_WRITTEN REQUEST_
Look through the material below for "color". Copy every line that contains it.

_Source data_
━━━━━━━━━━━━━━━━━━━━━━━━━━━━━━
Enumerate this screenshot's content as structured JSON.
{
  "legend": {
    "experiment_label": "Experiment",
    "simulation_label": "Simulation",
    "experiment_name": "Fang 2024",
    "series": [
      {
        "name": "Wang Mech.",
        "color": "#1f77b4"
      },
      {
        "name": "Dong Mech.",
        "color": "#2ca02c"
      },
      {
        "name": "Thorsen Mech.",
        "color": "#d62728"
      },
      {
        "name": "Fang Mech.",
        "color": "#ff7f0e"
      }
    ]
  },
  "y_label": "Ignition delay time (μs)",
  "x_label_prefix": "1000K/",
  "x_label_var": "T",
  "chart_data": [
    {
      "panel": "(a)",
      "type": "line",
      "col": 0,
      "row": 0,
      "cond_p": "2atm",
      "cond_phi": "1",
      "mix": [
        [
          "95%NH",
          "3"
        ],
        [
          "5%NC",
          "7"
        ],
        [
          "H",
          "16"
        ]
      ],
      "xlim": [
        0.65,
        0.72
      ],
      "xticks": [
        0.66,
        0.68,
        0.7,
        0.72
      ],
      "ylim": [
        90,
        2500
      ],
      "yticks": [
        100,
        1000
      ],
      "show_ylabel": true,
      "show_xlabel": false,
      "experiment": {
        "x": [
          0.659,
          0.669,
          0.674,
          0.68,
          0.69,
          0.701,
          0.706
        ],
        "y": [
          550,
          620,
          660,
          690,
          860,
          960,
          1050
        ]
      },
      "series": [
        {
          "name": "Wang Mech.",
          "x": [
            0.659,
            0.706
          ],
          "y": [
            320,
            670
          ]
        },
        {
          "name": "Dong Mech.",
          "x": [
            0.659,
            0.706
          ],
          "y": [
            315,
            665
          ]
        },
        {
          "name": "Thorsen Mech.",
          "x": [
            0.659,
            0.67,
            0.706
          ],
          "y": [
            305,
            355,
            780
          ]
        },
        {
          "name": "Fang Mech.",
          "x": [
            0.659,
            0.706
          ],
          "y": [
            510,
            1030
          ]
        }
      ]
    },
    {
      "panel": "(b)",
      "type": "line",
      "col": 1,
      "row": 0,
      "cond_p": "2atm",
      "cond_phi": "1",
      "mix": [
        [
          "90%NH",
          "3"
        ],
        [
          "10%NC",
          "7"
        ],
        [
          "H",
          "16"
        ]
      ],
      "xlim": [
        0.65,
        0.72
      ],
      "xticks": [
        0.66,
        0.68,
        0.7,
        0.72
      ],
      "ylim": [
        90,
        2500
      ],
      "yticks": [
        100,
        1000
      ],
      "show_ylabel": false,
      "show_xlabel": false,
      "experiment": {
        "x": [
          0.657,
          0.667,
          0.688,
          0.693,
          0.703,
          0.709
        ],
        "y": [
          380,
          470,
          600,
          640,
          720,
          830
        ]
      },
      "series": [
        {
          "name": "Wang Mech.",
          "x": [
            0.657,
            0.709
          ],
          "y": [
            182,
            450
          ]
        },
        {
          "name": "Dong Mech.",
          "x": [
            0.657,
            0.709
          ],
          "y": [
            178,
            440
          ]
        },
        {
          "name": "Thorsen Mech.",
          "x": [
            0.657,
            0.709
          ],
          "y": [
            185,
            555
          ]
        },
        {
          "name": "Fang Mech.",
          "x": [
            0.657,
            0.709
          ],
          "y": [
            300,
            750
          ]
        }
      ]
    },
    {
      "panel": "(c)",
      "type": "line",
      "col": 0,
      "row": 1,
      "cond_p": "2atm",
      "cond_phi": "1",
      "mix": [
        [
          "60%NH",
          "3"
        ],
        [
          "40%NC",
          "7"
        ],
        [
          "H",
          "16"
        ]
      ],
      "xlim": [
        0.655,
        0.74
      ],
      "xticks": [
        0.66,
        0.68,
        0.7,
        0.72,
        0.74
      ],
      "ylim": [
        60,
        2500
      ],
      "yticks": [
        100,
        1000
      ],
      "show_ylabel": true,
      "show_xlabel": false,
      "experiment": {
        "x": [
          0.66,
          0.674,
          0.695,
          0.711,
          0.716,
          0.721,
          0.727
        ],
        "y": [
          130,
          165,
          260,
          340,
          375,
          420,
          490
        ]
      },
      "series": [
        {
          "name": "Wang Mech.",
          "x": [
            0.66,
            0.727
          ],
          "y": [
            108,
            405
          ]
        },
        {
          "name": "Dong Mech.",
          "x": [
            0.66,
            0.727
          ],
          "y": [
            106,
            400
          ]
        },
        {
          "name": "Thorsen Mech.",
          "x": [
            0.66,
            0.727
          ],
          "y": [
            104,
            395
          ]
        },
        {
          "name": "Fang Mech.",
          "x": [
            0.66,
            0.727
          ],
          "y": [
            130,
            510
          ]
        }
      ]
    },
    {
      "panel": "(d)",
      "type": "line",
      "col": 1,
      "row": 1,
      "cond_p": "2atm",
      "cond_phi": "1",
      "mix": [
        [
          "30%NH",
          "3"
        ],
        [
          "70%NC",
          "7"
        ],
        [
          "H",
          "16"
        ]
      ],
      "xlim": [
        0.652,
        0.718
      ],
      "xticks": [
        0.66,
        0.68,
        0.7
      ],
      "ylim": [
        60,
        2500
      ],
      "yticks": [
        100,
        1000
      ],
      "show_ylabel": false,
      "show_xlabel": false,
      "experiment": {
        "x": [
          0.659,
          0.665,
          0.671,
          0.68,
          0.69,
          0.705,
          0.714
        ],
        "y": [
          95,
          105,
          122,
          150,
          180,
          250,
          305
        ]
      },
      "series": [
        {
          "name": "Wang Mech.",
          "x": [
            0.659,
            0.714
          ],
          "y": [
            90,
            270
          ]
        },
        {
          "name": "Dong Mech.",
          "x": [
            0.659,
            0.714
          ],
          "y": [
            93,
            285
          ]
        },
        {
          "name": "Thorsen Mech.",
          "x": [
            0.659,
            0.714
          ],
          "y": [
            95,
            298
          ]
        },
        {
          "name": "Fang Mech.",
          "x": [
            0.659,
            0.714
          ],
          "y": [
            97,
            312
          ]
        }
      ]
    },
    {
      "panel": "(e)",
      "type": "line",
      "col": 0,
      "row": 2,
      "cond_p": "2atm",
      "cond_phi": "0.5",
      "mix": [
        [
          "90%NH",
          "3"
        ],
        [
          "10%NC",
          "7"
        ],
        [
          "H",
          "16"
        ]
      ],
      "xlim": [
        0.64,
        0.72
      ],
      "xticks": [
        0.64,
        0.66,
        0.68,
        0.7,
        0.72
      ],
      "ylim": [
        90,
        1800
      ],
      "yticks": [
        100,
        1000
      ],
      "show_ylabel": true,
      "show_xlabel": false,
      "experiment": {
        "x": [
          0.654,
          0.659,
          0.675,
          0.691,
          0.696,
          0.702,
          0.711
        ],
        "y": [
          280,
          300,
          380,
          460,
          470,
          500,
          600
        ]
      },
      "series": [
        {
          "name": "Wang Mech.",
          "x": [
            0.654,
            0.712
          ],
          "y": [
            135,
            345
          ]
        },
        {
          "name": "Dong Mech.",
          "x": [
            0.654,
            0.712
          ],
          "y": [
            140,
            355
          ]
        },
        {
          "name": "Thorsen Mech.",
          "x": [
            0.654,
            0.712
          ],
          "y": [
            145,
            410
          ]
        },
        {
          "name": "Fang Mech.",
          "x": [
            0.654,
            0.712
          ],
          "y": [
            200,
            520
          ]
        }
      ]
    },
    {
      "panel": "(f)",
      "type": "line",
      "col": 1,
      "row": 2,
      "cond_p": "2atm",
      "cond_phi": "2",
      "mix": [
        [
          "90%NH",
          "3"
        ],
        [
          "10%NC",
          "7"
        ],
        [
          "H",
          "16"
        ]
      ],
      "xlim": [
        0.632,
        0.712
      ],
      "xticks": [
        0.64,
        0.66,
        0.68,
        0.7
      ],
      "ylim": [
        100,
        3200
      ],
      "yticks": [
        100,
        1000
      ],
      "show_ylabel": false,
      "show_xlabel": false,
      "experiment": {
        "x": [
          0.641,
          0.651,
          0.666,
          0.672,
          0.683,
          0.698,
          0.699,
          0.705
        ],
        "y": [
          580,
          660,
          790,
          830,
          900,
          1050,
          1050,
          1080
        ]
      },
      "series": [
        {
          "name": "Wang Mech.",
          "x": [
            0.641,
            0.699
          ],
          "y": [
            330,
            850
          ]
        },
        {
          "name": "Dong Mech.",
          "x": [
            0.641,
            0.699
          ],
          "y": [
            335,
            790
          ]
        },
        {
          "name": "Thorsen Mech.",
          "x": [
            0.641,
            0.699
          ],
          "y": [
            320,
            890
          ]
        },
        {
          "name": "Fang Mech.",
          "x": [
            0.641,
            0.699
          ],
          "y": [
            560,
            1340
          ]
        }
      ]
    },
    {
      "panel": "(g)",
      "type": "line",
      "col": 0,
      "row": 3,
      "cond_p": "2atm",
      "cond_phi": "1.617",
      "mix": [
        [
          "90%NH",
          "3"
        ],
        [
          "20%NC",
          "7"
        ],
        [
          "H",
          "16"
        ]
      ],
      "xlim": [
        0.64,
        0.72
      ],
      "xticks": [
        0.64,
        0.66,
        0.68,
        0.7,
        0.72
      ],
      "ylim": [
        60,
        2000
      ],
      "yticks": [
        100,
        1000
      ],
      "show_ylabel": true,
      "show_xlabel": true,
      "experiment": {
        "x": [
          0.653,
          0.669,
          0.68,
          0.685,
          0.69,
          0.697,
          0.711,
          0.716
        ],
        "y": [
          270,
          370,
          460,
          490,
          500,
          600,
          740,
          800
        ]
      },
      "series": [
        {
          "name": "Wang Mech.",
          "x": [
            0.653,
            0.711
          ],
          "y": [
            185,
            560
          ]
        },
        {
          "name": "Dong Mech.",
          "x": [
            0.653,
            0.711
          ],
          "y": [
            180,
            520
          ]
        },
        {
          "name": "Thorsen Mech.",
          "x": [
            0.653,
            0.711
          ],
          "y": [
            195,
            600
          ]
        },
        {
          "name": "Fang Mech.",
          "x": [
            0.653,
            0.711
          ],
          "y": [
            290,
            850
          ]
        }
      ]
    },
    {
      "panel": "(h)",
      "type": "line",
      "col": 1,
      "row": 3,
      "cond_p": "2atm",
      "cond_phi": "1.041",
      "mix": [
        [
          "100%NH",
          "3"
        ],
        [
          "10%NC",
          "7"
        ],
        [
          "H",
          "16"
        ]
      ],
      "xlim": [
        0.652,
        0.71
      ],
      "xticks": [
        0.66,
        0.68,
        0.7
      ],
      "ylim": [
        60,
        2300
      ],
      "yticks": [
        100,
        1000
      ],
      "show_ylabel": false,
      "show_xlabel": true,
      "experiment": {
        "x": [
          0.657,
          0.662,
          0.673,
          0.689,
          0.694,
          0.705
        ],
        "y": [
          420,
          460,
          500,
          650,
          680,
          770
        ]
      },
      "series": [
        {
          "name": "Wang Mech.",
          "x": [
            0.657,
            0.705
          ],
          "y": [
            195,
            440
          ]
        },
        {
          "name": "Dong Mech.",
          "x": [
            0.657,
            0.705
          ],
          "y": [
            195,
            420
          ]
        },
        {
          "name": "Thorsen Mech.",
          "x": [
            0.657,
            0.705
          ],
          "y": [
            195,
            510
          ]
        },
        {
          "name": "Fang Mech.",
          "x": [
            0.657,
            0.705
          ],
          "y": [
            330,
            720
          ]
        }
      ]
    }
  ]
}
━━━━━━━━━━━━━━━━━━━━━━━━━━━━━━
_EXERCISE RESULT_
        "color": "#1f77b4"
        "color": "#2ca02c"
        "color": "#d62728"
        "color": "#ff7f0e"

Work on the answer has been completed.